>> BEGIN

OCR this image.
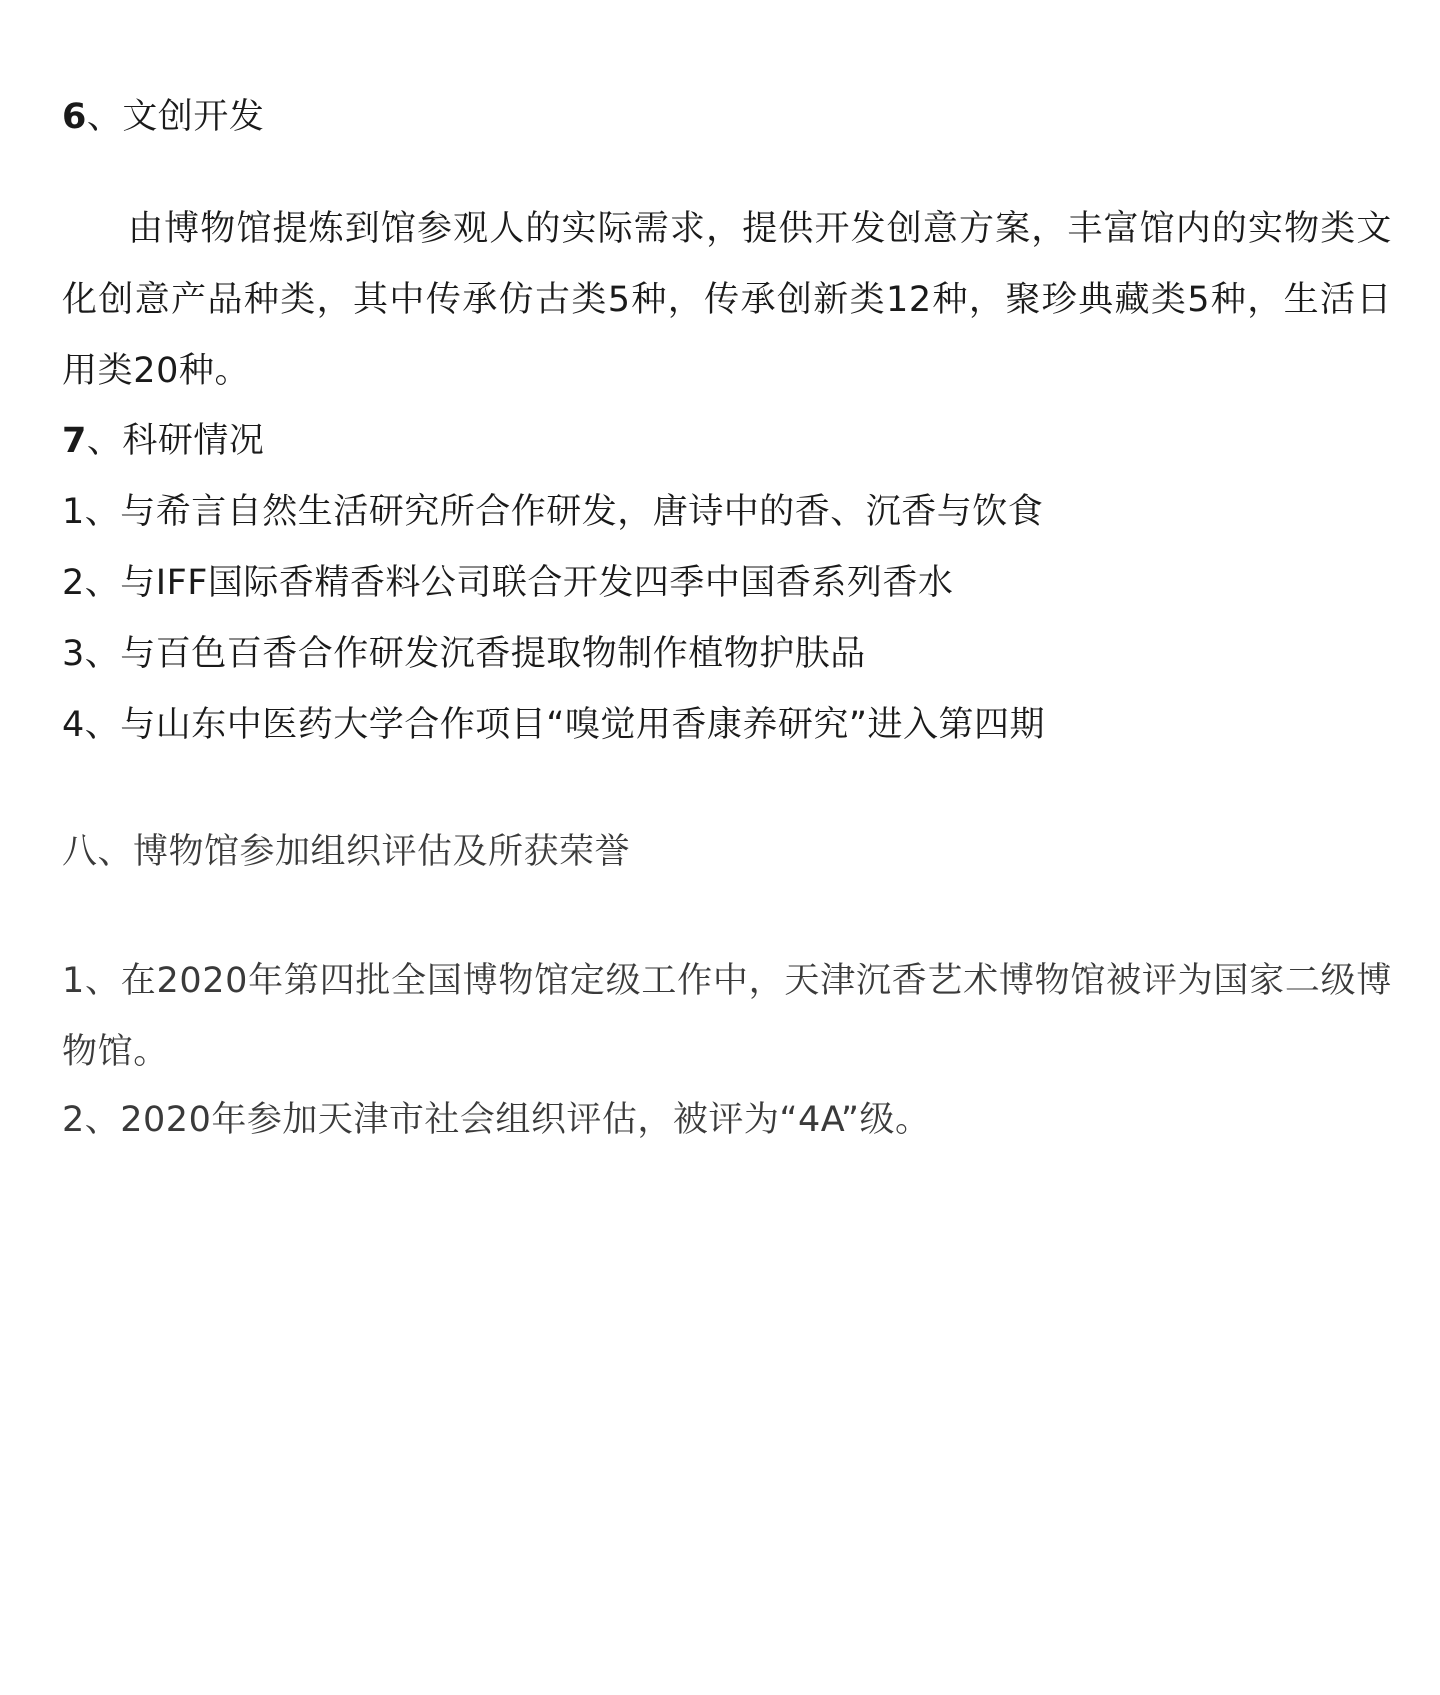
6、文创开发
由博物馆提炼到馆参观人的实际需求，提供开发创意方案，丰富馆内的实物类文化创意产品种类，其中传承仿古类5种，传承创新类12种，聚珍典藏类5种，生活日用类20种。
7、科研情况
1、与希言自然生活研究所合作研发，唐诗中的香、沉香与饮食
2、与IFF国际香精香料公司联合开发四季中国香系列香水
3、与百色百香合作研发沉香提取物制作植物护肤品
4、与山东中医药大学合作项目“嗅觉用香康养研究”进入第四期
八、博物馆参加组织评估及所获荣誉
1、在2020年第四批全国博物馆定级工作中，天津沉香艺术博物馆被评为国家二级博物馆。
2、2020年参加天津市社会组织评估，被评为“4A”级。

>> END
>> BEGIN

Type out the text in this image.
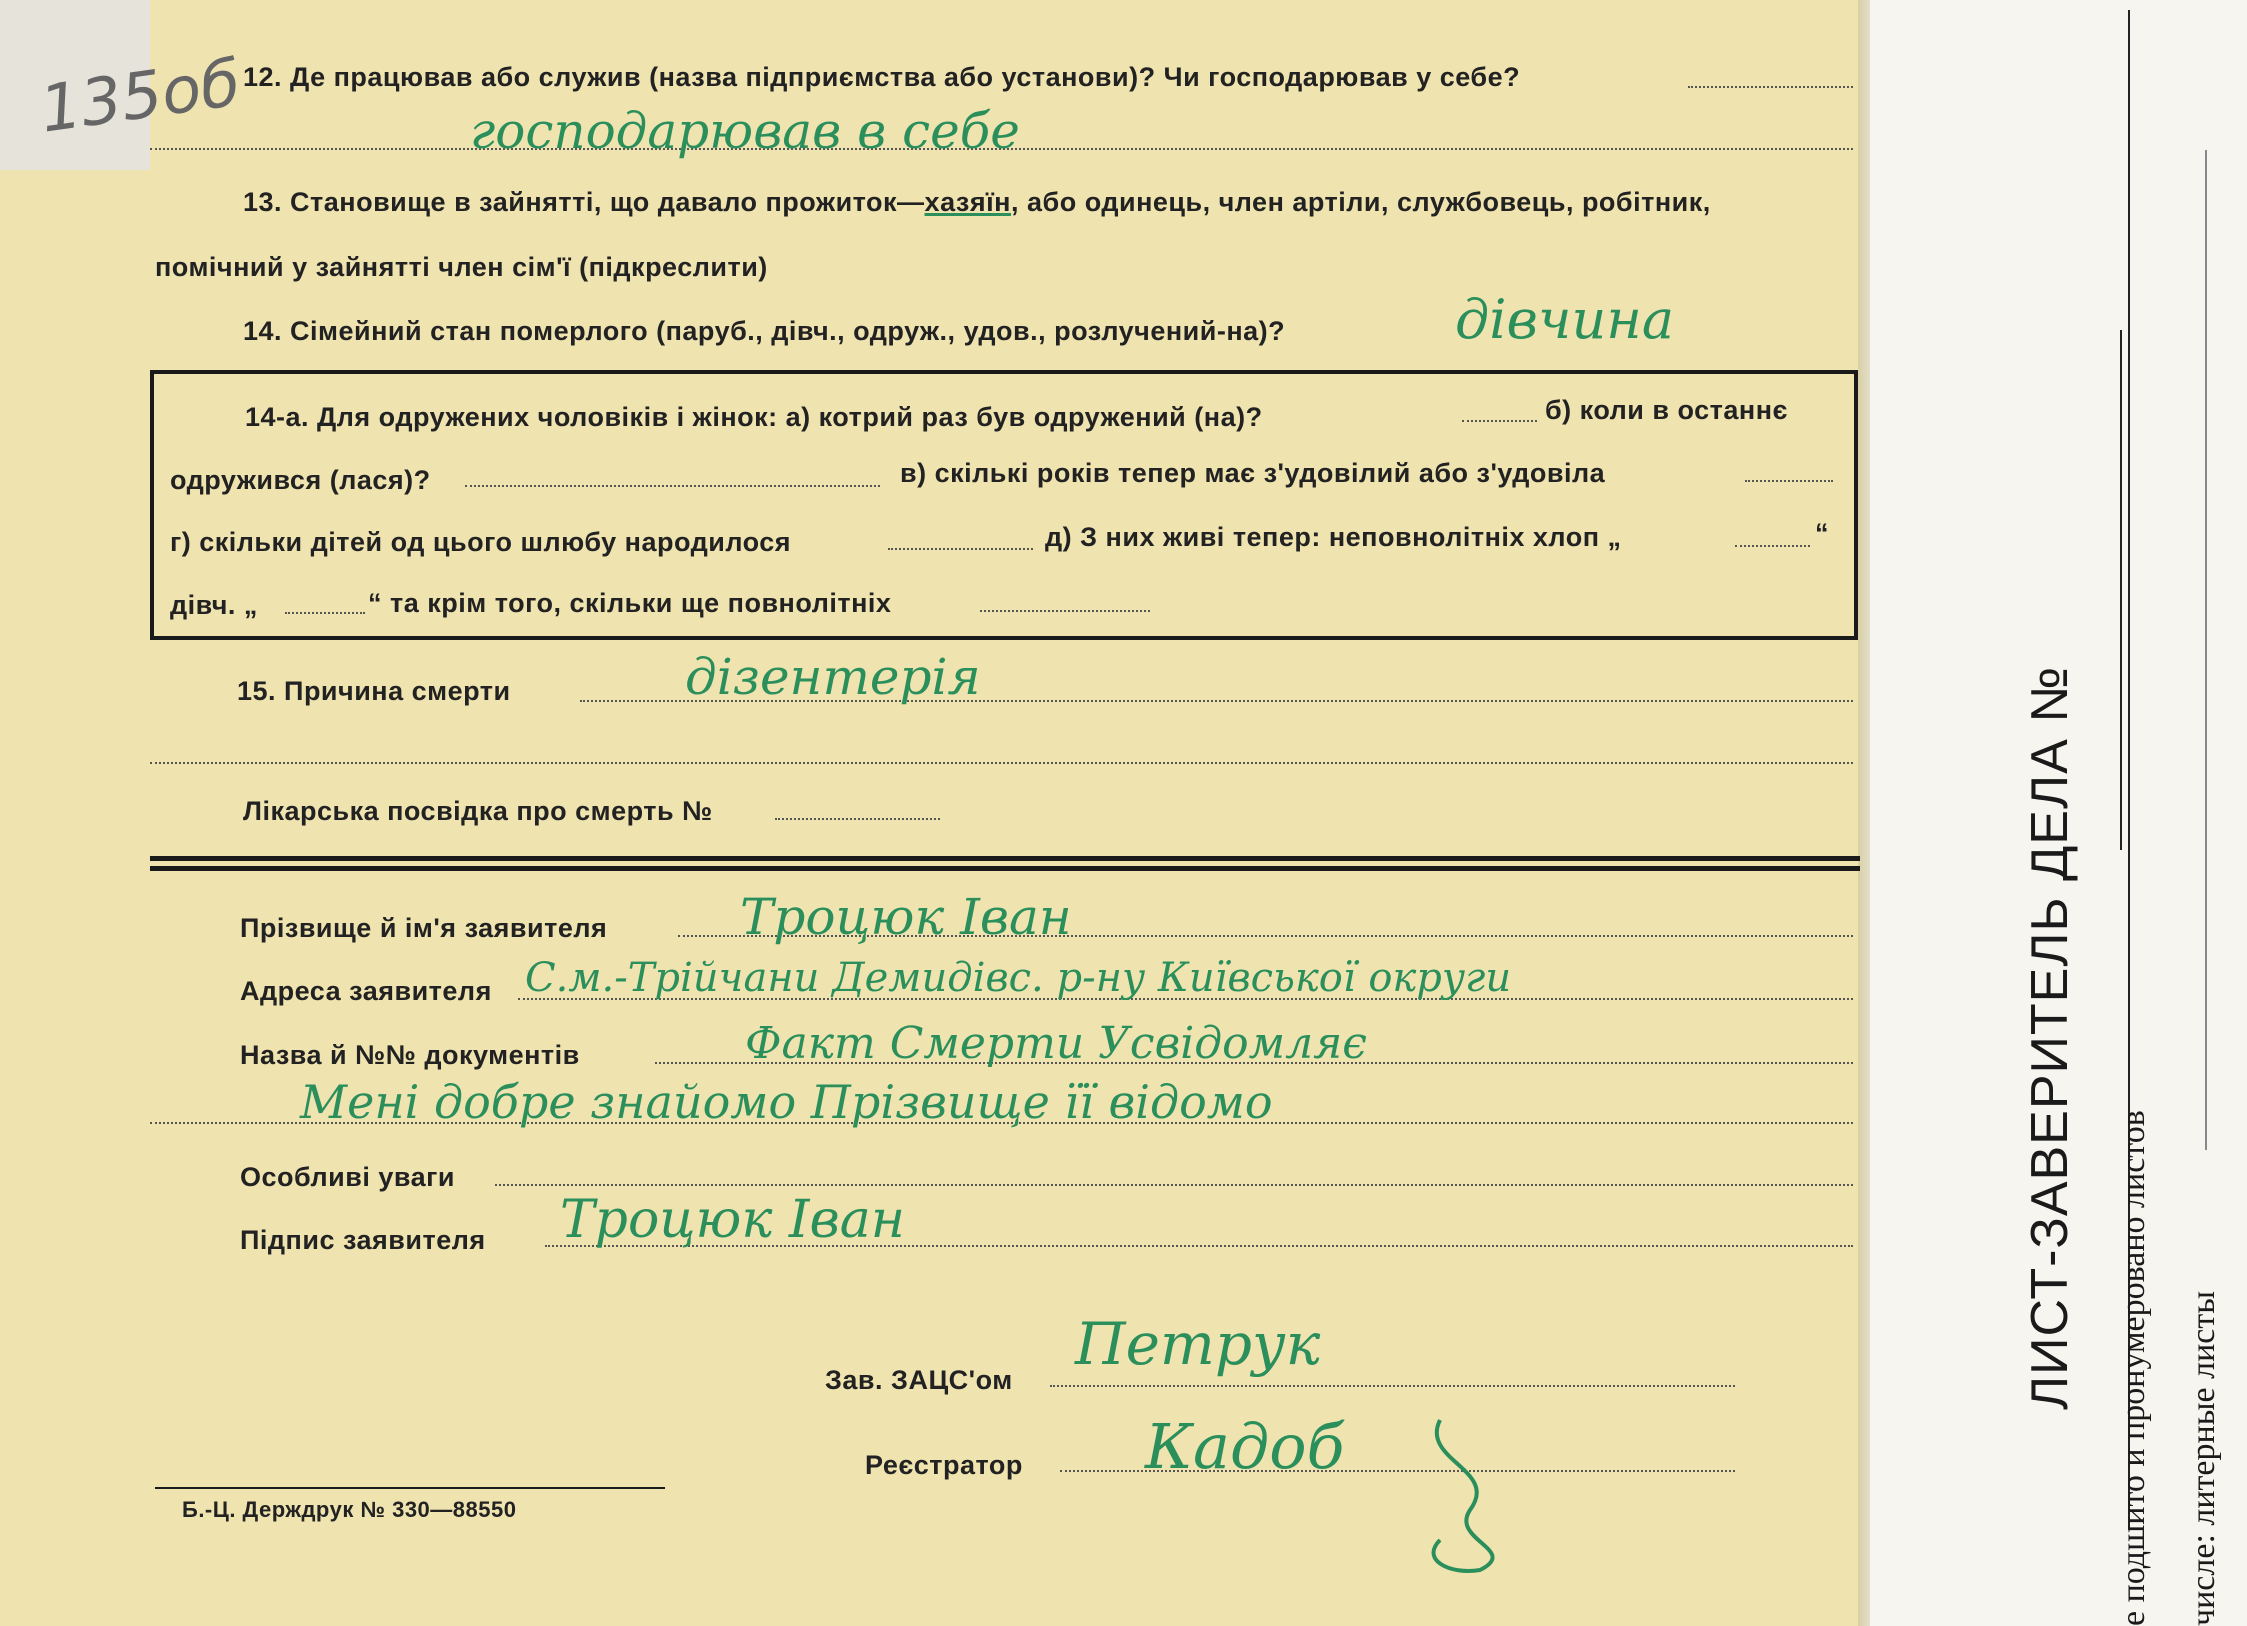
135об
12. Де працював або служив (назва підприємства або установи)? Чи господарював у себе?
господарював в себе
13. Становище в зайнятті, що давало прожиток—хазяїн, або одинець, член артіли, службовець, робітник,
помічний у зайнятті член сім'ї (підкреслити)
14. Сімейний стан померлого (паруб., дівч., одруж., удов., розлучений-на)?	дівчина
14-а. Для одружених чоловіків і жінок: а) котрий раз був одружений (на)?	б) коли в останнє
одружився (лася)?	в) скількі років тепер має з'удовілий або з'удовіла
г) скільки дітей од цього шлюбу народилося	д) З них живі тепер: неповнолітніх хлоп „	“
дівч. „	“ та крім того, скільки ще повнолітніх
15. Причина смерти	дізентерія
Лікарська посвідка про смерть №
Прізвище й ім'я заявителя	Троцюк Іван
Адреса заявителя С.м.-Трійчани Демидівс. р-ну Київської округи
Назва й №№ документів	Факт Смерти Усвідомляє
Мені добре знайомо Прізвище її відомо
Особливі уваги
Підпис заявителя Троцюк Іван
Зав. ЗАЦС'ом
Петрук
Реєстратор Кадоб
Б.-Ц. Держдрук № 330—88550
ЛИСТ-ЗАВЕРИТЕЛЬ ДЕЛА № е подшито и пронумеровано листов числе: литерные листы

>> END

#### [The problem]
From the listing above, copy out each line where the word "скільки" appears.

#### [Exercise answer]
г) скільки дітей од цього шлюбу народилося	д) З них живі тепер: неповнолітніх хлоп „	“
дівч. „	“ та крім того, скільки ще повнолітніх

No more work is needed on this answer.